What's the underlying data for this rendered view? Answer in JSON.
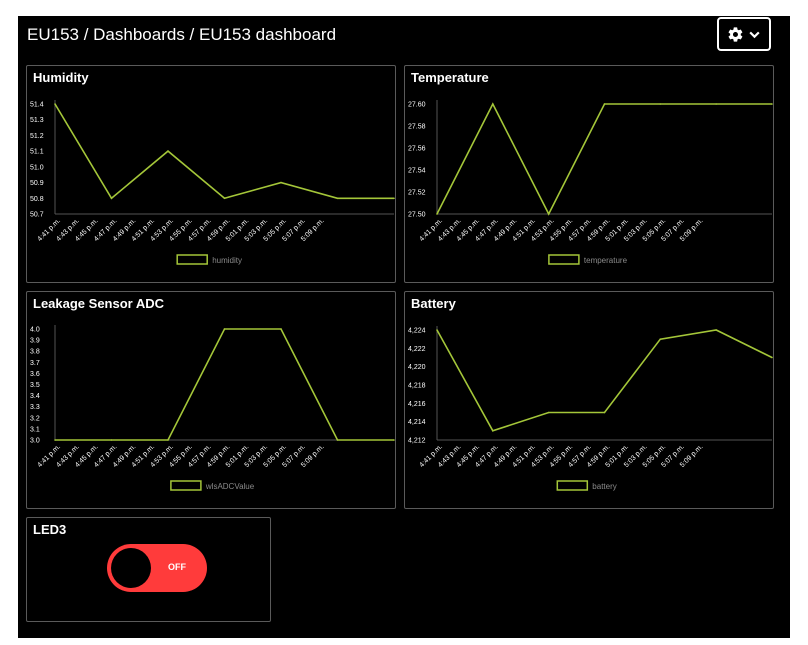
{
  "header": {
    "title": "EU153 / Dashboards / EU153 dashboard",
    "settings_icon": "gear-icon",
    "dropdown_icon": "chevron-down-icon"
  },
  "colors": {
    "background": "#000000",
    "line": "#a4c639",
    "text": "#ffffff",
    "border": "#5a5a5a",
    "toggle_off": "#ff3b3b"
  },
  "widgets": {
    "humidity": {
      "title": "Humidity",
      "chart_data": {
        "type": "line",
        "categories": [
          "4:41 p.m.",
          "4:43 p.m.",
          "4:45 p.m.",
          "4:47 p.m.",
          "4:49 p.m.",
          "4:51 p.m.",
          "4:53 p.m.",
          "4:55 p.m.",
          "4:57 p.m.",
          "4:59 p.m.",
          "5:01 p.m.",
          "5:03 p.m.",
          "5:05 p.m.",
          "5:07 p.m.",
          "5:09 p.m."
        ],
        "yticks": [
          "50.7",
          "50.8",
          "50.9",
          "51.0",
          "51.1",
          "51.2",
          "51.3",
          "51.4"
        ],
        "ylim": [
          50.7,
          51.4
        ],
        "series": [
          {
            "name": "humidity",
            "points": [
              [
                0,
                51.4
              ],
              [
                3,
                50.8
              ],
              [
                6,
                51.1
              ],
              [
                9,
                50.8
              ],
              [
                12,
                50.9
              ],
              [
                15,
                50.8
              ],
              [
                18,
                50.8
              ]
            ]
          }
        ],
        "xmax": 18,
        "legend": "bottom"
      }
    },
    "temperature": {
      "title": "Temperature",
      "chart_data": {
        "type": "line",
        "categories": [
          "4:41 p.m.",
          "4:43 p.m.",
          "4:45 p.m.",
          "4:47 p.m.",
          "4:49 p.m.",
          "4:51 p.m.",
          "4:53 p.m.",
          "4:55 p.m.",
          "4:57 p.m.",
          "4:59 p.m.",
          "5:01 p.m.",
          "5:03 p.m.",
          "5:05 p.m.",
          "5:07 p.m.",
          "5:09 p.m."
        ],
        "yticks": [
          "27.50",
          "27.52",
          "27.54",
          "27.56",
          "27.58",
          "27.60"
        ],
        "ylim": [
          27.5,
          27.6
        ],
        "series": [
          {
            "name": "temperature",
            "points": [
              [
                0,
                27.5
              ],
              [
                3,
                27.6
              ],
              [
                6,
                27.5
              ],
              [
                9,
                27.6
              ],
              [
                12,
                27.6
              ],
              [
                15,
                27.6
              ],
              [
                18,
                27.6
              ]
            ]
          }
        ],
        "xmax": 18,
        "legend": "bottom"
      }
    },
    "leakage": {
      "title": "Leakage Sensor ADC",
      "chart_data": {
        "type": "line",
        "categories": [
          "4:41 p.m.",
          "4:43 p.m.",
          "4:45 p.m.",
          "4:47 p.m.",
          "4:49 p.m.",
          "4:51 p.m.",
          "4:53 p.m.",
          "4:55 p.m.",
          "4:57 p.m.",
          "4:59 p.m.",
          "5:01 p.m.",
          "5:03 p.m.",
          "5:05 p.m.",
          "5:07 p.m.",
          "5:09 p.m."
        ],
        "yticks": [
          "3.0",
          "3.1",
          "3.2",
          "3.3",
          "3.4",
          "3.5",
          "3.6",
          "3.7",
          "3.8",
          "3.9",
          "4.0"
        ],
        "ylim": [
          3.0,
          4.0
        ],
        "series": [
          {
            "name": "wlsADCValue",
            "points": [
              [
                0,
                3.0
              ],
              [
                3,
                3.0
              ],
              [
                6,
                3.0
              ],
              [
                9,
                4.0
              ],
              [
                12,
                4.0
              ],
              [
                15,
                3.0
              ],
              [
                18,
                3.0
              ]
            ]
          }
        ],
        "xmax": 18,
        "legend": "bottom"
      }
    },
    "battery": {
      "title": "Battery",
      "chart_data": {
        "type": "line",
        "categories": [
          "4:41 p.m.",
          "4:43 p.m.",
          "4:45 p.m.",
          "4:47 p.m.",
          "4:49 p.m.",
          "4:51 p.m.",
          "4:53 p.m.",
          "4:55 p.m.",
          "4:57 p.m.",
          "4:59 p.m.",
          "5:01 p.m.",
          "5:03 p.m.",
          "5:05 p.m.",
          "5:07 p.m.",
          "5:09 p.m."
        ],
        "yticks": [
          "4,212",
          "4,214",
          "4,216",
          "4,218",
          "4,220",
          "4,222",
          "4,224"
        ],
        "ylim": [
          4212,
          4224
        ],
        "series": [
          {
            "name": "battery",
            "points": [
              [
                0,
                4224
              ],
              [
                3,
                4213
              ],
              [
                6,
                4215
              ],
              [
                9,
                4215
              ],
              [
                12,
                4223
              ],
              [
                15,
                4224
              ],
              [
                18,
                4221
              ]
            ]
          }
        ],
        "xmax": 18,
        "legend": "bottom"
      }
    },
    "led3": {
      "title": "LED3",
      "state": "OFF"
    }
  }
}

·····

Transcribe the whole listing exactly. Pictures are excluded.

What's the underlying data for this rendered view? Answer in JSON.
{
  "header": {
    "title": "EU153 / Dashboards / EU153 dashboard",
    "settings_icon": "gear-icon",
    "dropdown_icon": "chevron-down-icon"
  },
  "colors": {
    "background": "#000000",
    "line": "#a4c639",
    "text": "#ffffff",
    "border": "#5a5a5a",
    "toggle_off": "#ff3b3b"
  },
  "widgets": {
    "humidity": {
      "title": "Humidity",
      "chart_data": {
        "type": "line",
        "categories": [
          "4:41 p.m.",
          "4:43 p.m.",
          "4:45 p.m.",
          "4:47 p.m.",
          "4:49 p.m.",
          "4:51 p.m.",
          "4:53 p.m.",
          "4:55 p.m.",
          "4:57 p.m.",
          "4:59 p.m.",
          "5:01 p.m.",
          "5:03 p.m.",
          "5:05 p.m.",
          "5:07 p.m.",
          "5:09 p.m."
        ],
        "yticks": [
          "50.7",
          "50.8",
          "50.9",
          "51.0",
          "51.1",
          "51.2",
          "51.3",
          "51.4"
        ],
        "ylim": [
          50.7,
          51.4
        ],
        "series": [
          {
            "name": "humidity",
            "points": [
              [
                0,
                51.4
              ],
              [
                3,
                50.8
              ],
              [
                6,
                51.1
              ],
              [
                9,
                50.8
              ],
              [
                12,
                50.9
              ],
              [
                15,
                50.8
              ],
              [
                18,
                50.8
              ]
            ]
          }
        ],
        "xmax": 18,
        "legend": "bottom"
      }
    },
    "temperature": {
      "title": "Temperature",
      "chart_data": {
        "type": "line",
        "categories": [
          "4:41 p.m.",
          "4:43 p.m.",
          "4:45 p.m.",
          "4:47 p.m.",
          "4:49 p.m.",
          "4:51 p.m.",
          "4:53 p.m.",
          "4:55 p.m.",
          "4:57 p.m.",
          "4:59 p.m.",
          "5:01 p.m.",
          "5:03 p.m.",
          "5:05 p.m.",
          "5:07 p.m.",
          "5:09 p.m."
        ],
        "yticks": [
          "27.50",
          "27.52",
          "27.54",
          "27.56",
          "27.58",
          "27.60"
        ],
        "ylim": [
          27.5,
          27.6
        ],
        "series": [
          {
            "name": "temperature",
            "points": [
              [
                0,
                27.5
              ],
              [
                3,
                27.6
              ],
              [
                6,
                27.5
              ],
              [
                9,
                27.6
              ],
              [
                12,
                27.6
              ],
              [
                15,
                27.6
              ],
              [
                18,
                27.6
              ]
            ]
          }
        ],
        "xmax": 18,
        "legend": "bottom"
      }
    },
    "leakage": {
      "title": "Leakage Sensor ADC",
      "chart_data": {
        "type": "line",
        "categories": [
          "4:41 p.m.",
          "4:43 p.m.",
          "4:45 p.m.",
          "4:47 p.m.",
          "4:49 p.m.",
          "4:51 p.m.",
          "4:53 p.m.",
          "4:55 p.m.",
          "4:57 p.m.",
          "4:59 p.m.",
          "5:01 p.m.",
          "5:03 p.m.",
          "5:05 p.m.",
          "5:07 p.m.",
          "5:09 p.m."
        ],
        "yticks": [
          "3.0",
          "3.1",
          "3.2",
          "3.3",
          "3.4",
          "3.5",
          "3.6",
          "3.7",
          "3.8",
          "3.9",
          "4.0"
        ],
        "ylim": [
          3.0,
          4.0
        ],
        "series": [
          {
            "name": "wlsADCValue",
            "points": [
              [
                0,
                3.0
              ],
              [
                3,
                3.0
              ],
              [
                6,
                3.0
              ],
              [
                9,
                4.0
              ],
              [
                12,
                4.0
              ],
              [
                15,
                3.0
              ],
              [
                18,
                3.0
              ]
            ]
          }
        ],
        "xmax": 18,
        "legend": "bottom"
      }
    },
    "battery": {
      "title": "Battery",
      "chart_data": {
        "type": "line",
        "categories": [
          "4:41 p.m.",
          "4:43 p.m.",
          "4:45 p.m.",
          "4:47 p.m.",
          "4:49 p.m.",
          "4:51 p.m.",
          "4:53 p.m.",
          "4:55 p.m.",
          "4:57 p.m.",
          "4:59 p.m.",
          "5:01 p.m.",
          "5:03 p.m.",
          "5:05 p.m.",
          "5:07 p.m.",
          "5:09 p.m."
        ],
        "yticks": [
          "4,212",
          "4,214",
          "4,216",
          "4,218",
          "4,220",
          "4,222",
          "4,224"
        ],
        "ylim": [
          4212,
          4224
        ],
        "series": [
          {
            "name": "battery",
            "points": [
              [
                0,
                4224
              ],
              [
                3,
                4213
              ],
              [
                6,
                4215
              ],
              [
                9,
                4215
              ],
              [
                12,
                4223
              ],
              [
                15,
                4224
              ],
              [
                18,
                4221
              ]
            ]
          }
        ],
        "xmax": 18,
        "legend": "bottom"
      }
    },
    "led3": {
      "title": "LED3",
      "state": "OFF"
    }
  }
}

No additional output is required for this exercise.